Each record below is to be copied word for word, with pictures removed.
## START RECORDS PROVIDED
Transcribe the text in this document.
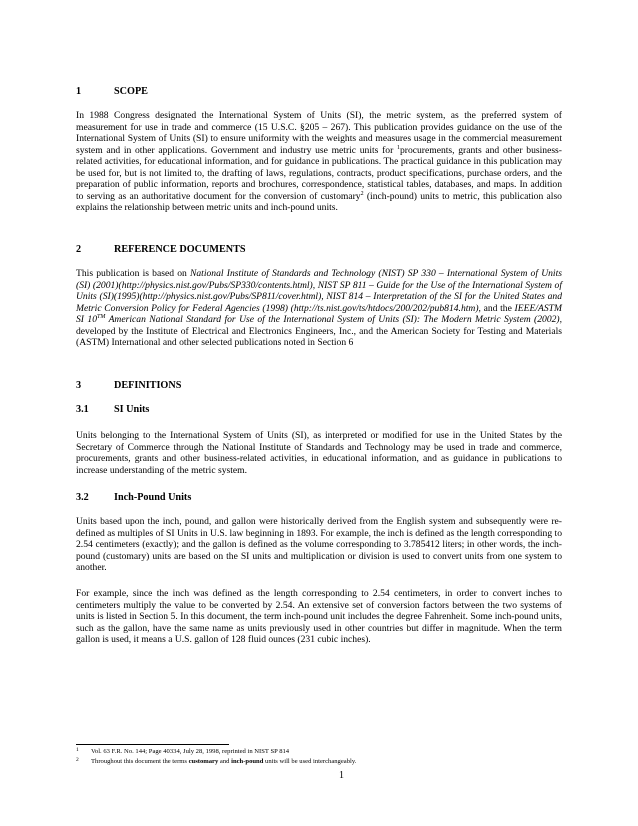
1	SCOPE
In 1988 Congress designated the International System of Units (SI), the metric system, as the preferred system of measurement for use in trade and commerce (15 U.S.C. §205 – 267). This publication provides guidance on the use of the International System of Units (SI) to ensure uniformity with the weights and measures usage in the commercial measurement system and in other applications. Government and industry use metric units for $^1$procurements, grants and other business-related activities, for educational information, and for guidance in publications. The practical guidance in this publication may be used for, but is not limited to, the drafting of laws, regulations, contracts, product specifications, purchase orders, and the preparation of public information, reports and brochures, correspondence, statistical tables, databases, and maps. In addition to serving as an authoritative document for the conversion of customary$^2$ (inch-pound) units to metric, this publication also explains the relationship between metric units and inch-pound units.
2	REFERENCE DOCUMENTS
This publication is based on National Institute of Standards and Technology (NIST) SP 330 – International System of Units (SI) (2001)(http://physics.nist.gov/Pubs/SP330/contents.html), NIST SP 811 – Guide for the Use of the International System of Units (SI)(1995)(http://physics.nist.gov/Pubs/SP811/cover.html), NIST 814 – Interpretation of the SI for the United States and Metric Conversion Policy for Federal Agencies (1998) (http://ts.nist.gov/ts/htdocs/200/202/pub814.htm), and the IEEE/ASTM SI 10™ American National Standard for Use of the International System of Units (SI): The Modern Metric System (2002), developed by the Institute of Electrical and Electronics Engineers, Inc., and the American Society for Testing and Materials (ASTM) International and other selected publications noted in Section 6
3	DEFINITIONS
3.1 SI Units
Units belonging to the International System of Units (SI), as interpreted or modified for use in the United States by the Secretary of Commerce through the National Institute of Standards and Technology may be used in trade and commerce, procurements, grants and other business-related activities, in educational information, and as guidance in publications to increase understanding of the metric system.
3.2 Inch-Pound Units
Units based upon the inch, pound, and gallon were historically derived from the English system and subsequently were re-defined as multiples of SI Units in U.S. law beginning in 1893. For example, the inch is defined as the length corresponding to 2.54 centimeters (exactly); and the gallon is defined as the volume corresponding to 3.785412 liters; in other words, the inch-pound (customary) units are based on the SI units and multiplication or division is used to convert units from one system to another.
For example, since the inch was defined as the length corresponding to 2.54 centimeters, in order to convert inches to centimeters multiply the value to be converted by 2.54. An extensive set of conversion factors between the two systems of units is listed in Section 5. In this document, the term inch-pound unit includes the degree Fahrenheit. Some inch-pound units, such as the gallon, have the same name as units previously used in other countries but differ in magnitude. When the term gallon is used, it means a U.S. gallon of 128 fluid ounces (231 cubic inches).
1 Vol. 63 F.R. No. 144; Page 40334, July 28, 1998, reprinted in NIST SP 814
2 Throughout this document the terms customary and inch-pound units will be used interchangeably.
1
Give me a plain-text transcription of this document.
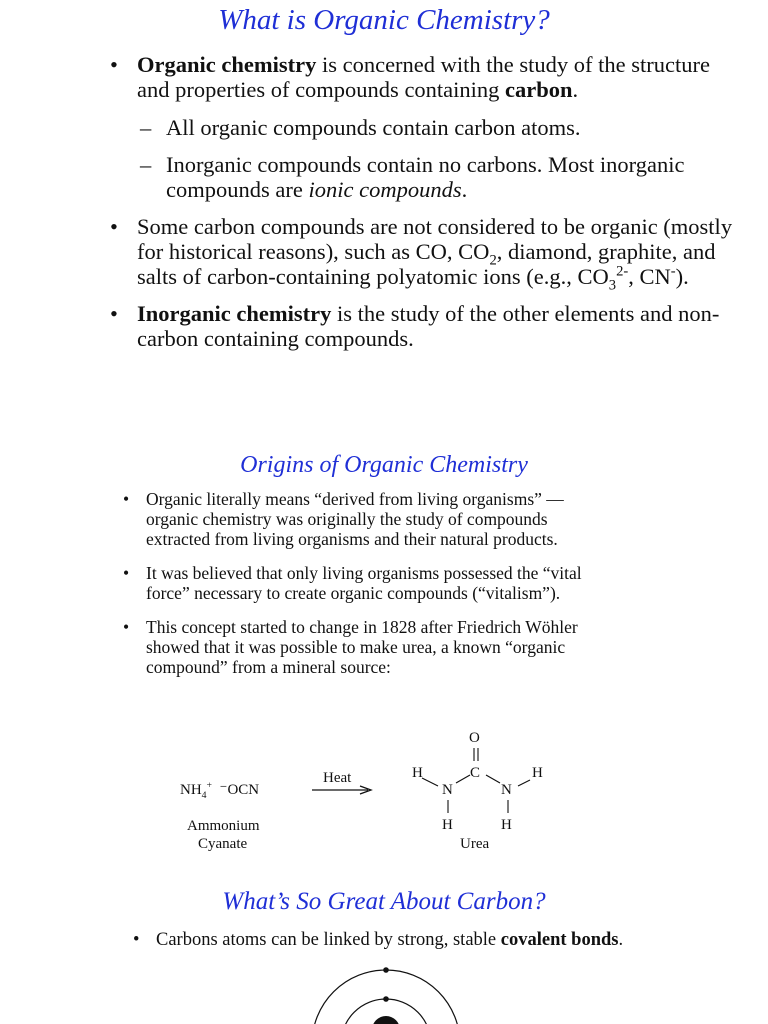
What is Organic Chemistry?
• Organic chemistry is concerned with the study of the structure and properties of compounds containing carbon.
– All organic compounds contain carbon atoms.
– Inorganic compounds contain no carbons. Most inorganic compounds are ionic compounds.
• Some carbon compounds are not considered to be organic (mostly for historical reasons), such as CO, $CO_2$, diamond, graphite, and salts of carbon-containing polyatomic ions (e.g., $CO_3^{2-}$, CN-).
• Inorganic chemistry is the study of the other elements and non-carbon containing compounds.
Origins of Organic Chemistry
• Organic literally means “derived from living organisms” — organic chemistry was originally the study of compounds extracted from living organisms and their natural products.
• It was believed that only living organisms possessed the “vital force” necessary to create organic compounds (“vitalism”).
• This concept started to change in 1828 after Friedrich Wöhler showed that it was possible to make urea, a known “organic compound” from a mineral source:
$NH_4^+$ ⁻OCN
Ammonium
Cyanate
Heat
O
C
H	H
N	N
H	H
Urea
What’s So Great About Carbon?
• Carbons atoms can be linked by strong, stable covalent bonds.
## END RECORDS PROVIDED
▸ CORRECT RESPONSE
Transcribe the text in this document.
1	SCOPE
In 1988 Congress designated the International System of Units (SI), the metric system, as the preferred system of measurement for use in trade and commerce (15 U.S.C. §205 – 267). This publication provides guidance on the use of the International System of Units (SI) to ensure uniformity with the weights and measures usage in the commercial measurement system and in other applications. Government and industry use metric units for $^1$procurements, grants and other business-related activities, for educational information, and for guidance in publications. The practical guidance in this publication may be used for, but is not limited to, the drafting of laws, regulations, contracts, product specifications, purchase orders, and the preparation of public information, reports and brochures, correspondence, statistical tables, databases, and maps. In addition to serving as an authoritative document for the conversion of customary$^2$ (inch-pound) units to metric, this publication also explains the relationship between metric units and inch-pound units.
2	REFERENCE DOCUMENTS
This publication is based on National Institute of Standards and Technology (NIST) SP 330 – International System of Units (SI) (2001)(http://physics.nist.gov/Pubs/SP330/contents.html), NIST SP 811 – Guide for the Use of the International System of Units (SI)(1995)(http://physics.nist.gov/Pubs/SP811/cover.html), NIST 814 – Interpretation of the SI for the United States and Metric Conversion Policy for Federal Agencies (1998) (http://ts.nist.gov/ts/htdocs/200/202/pub814.htm), and the IEEE/ASTM SI 10™ American National Standard for Use of the International System of Units (SI): The Modern Metric System (2002), developed by the Institute of Electrical and Electronics Engineers, Inc., and the American Society for Testing and Materials (ASTM) International and other selected publications noted in Section 6
3	DEFINITIONS
3.1 SI Units
Units belonging to the International System of Units (SI), as interpreted or modified for use in the United States by the Secretary of Commerce through the National Institute of Standards and Technology may be used in trade and commerce, procurements, grants and other business-related activities, in educational information, and as guidance in publications to increase understanding of the metric system.
3.2 Inch-Pound Units
Units based upon the inch, pound, and gallon were historically derived from the English system and subsequently were re-defined as multiples of SI Units in U.S. law beginning in 1893. For example, the inch is defined as the length corresponding to 2.54 centimeters (exactly); and the gallon is defined as the volume corresponding to 3.785412 liters; in other words, the inch-pound (customary) units are based on the SI units and multiplication or division is used to convert units from one system to another.
For example, since the inch was defined as the length corresponding to 2.54 centimeters, in order to convert inches to centimeters multiply the value to be converted by 2.54. An extensive set of conversion factors between the two systems of units is listed in Section 5. In this document, the term inch-pound unit includes the degree Fahrenheit. Some inch-pound units, such as the gallon, have the same name as units previously used in other countries but differ in magnitude. When the term gallon is used, it means a U.S. gallon of 128 fluid ounces (231 cubic inches).
1 Vol. 63 F.R. No. 144; Page 40334, July 28, 1998, reprinted in NIST SP 814
2 Throughout this document the terms customary and inch-pound units will be used interchangeably.
1
Give me a plain-text transcription of this document.
What is Organic Chemistry?
• Organic chemistry is concerned with the study of the structure and properties of compounds containing carbon.
– All organic compounds contain carbon atoms.
– Inorganic compounds contain no carbons. Most inorganic compounds are ionic compounds.
• Some carbon compounds are not considered to be organic (mostly for historical reasons), such as CO, $CO_2$, diamond, graphite, and salts of carbon-containing polyatomic ions (e.g., $CO_3^{2-}$, CN-).
• Inorganic chemistry is the study of the other elements and non-carbon containing compounds.
Origins of Organic Chemistry
• Organic literally means “derived from living organisms” — organic chemistry was originally the study of compounds extracted from living organisms and their natural products.
• It was believed that only living organisms possessed the “vital force” necessary to create organic compounds (“vitalism”).
• This concept started to change in 1828 after Friedrich Wöhler showed that it was possible to make urea, a known “organic compound” from a mineral source:
$NH_4^+$ ⁻OCN
Ammonium
Cyanate
Heat
O
C
H	H
N	N
H	H
Urea
What’s So Great About Carbon?
• Carbons atoms can be linked by strong, stable covalent bonds.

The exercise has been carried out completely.